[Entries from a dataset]
************

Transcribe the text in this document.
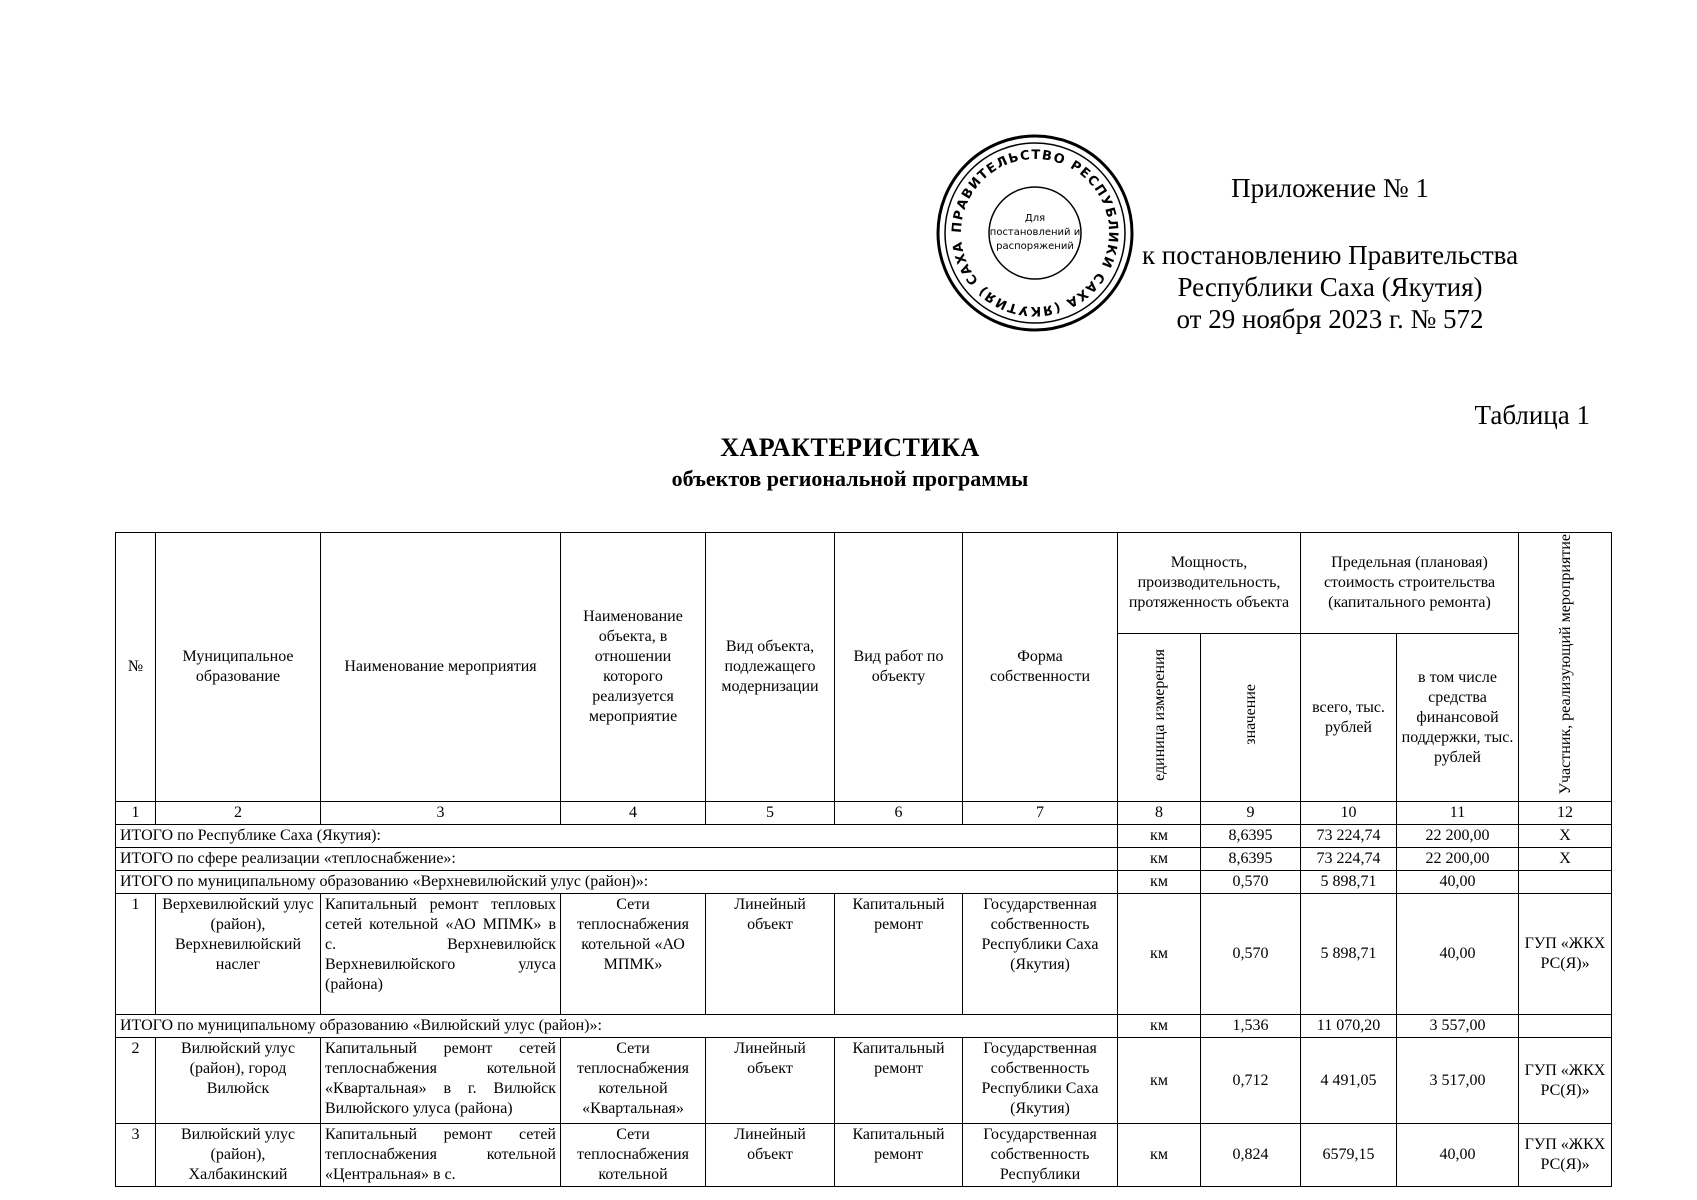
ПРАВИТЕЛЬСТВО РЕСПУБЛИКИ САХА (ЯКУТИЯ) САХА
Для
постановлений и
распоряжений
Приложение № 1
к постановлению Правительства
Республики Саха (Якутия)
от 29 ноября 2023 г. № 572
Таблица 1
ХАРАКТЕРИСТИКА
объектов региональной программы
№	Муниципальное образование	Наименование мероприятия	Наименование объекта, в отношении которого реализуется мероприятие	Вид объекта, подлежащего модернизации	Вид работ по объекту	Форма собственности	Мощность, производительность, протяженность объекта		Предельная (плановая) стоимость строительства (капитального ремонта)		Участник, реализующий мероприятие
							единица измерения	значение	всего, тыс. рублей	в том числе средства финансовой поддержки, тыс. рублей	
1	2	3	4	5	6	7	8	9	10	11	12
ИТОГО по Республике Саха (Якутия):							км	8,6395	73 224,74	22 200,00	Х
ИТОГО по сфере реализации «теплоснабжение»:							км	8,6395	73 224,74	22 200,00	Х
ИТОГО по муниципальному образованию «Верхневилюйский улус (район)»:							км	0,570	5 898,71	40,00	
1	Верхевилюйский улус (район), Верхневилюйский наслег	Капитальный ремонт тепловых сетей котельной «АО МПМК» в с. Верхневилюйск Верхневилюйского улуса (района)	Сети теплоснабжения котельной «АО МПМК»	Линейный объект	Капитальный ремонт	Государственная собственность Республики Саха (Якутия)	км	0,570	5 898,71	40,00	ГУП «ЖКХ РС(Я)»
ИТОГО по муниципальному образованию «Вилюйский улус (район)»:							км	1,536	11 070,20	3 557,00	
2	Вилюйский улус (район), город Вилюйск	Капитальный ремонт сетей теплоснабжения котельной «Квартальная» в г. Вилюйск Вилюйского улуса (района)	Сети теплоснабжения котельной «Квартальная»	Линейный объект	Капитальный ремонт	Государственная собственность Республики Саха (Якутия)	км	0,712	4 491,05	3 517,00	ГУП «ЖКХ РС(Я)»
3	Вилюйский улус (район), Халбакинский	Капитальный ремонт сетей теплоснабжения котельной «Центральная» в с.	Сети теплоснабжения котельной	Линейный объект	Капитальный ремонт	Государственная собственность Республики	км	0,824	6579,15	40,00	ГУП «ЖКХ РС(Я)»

************

● **STATED PROBLEM**
Give back the whole listing as it stands, minus its pictures.

● **SOLUTION FOR THIS TASK**
Transcribe the text in this document.
ПРАВИТЕЛЬСТВО РЕСПУБЛИКИ САХА (ЯКУТИЯ) САХА
Для
постановлений и
распоряжений
Приложение № 1
к постановлению Правительства
Республики Саха (Якутия)
от 29 ноября 2023 г. № 572
Таблица 1
ХАРАКТЕРИСТИКА
объектов региональной программы
№	Муниципальное образование	Наименование мероприятия	Наименование объекта, в отношении которого реализуется мероприятие	Вид объекта, подлежащего модернизации	Вид работ по объекту	Форма собственности	Мощность, производительность, протяженность объекта		Предельная (плановая) стоимость строительства (капитального ремонта)		Участник, реализующий мероприятие
							единица измерения	значение	всего, тыс. рублей	в том числе средства финансовой поддержки, тыс. рублей	
1	2	3	4	5	6	7	8	9	10	11	12
ИТОГО по Республике Саха (Якутия):							км	8,6395	73 224,74	22 200,00	Х
ИТОГО по сфере реализации «теплоснабжение»:							км	8,6395	73 224,74	22 200,00	Х
ИТОГО по муниципальному образованию «Верхневилюйский улус (район)»:							км	0,570	5 898,71	40,00	
1	Верхевилюйский улус (район), Верхневилюйский наслег	Капитальный ремонт тепловых сетей котельной «АО МПМК» в с. Верхневилюйск Верхневилюйского улуса (района)	Сети теплоснабжения котельной «АО МПМК»	Линейный объект	Капитальный ремонт	Государственная собственность Республики Саха (Якутия)	км	0,570	5 898,71	40,00	ГУП «ЖКХ РС(Я)»
ИТОГО по муниципальному образованию «Вилюйский улус (район)»:							км	1,536	11 070,20	3 557,00	
2	Вилюйский улус (район), город Вилюйск	Капитальный ремонт сетей теплоснабжения котельной «Квартальная» в г. Вилюйск Вилюйского улуса (района)	Сети теплоснабжения котельной «Квартальная»	Линейный объект	Капитальный ремонт	Государственная собственность Республики Саха (Якутия)	км	0,712	4 491,05	3 517,00	ГУП «ЖКХ РС(Я)»
3	Вилюйский улус (район), Халбакинский	Капитальный ремонт сетей теплоснабжения котельной «Центральная» в с.	Сети теплоснабжения котельной	Линейный объект	Капитальный ремонт	Государственная собственность Республики	км	0,824	6579,15	40,00	ГУП «ЖКХ РС(Я)»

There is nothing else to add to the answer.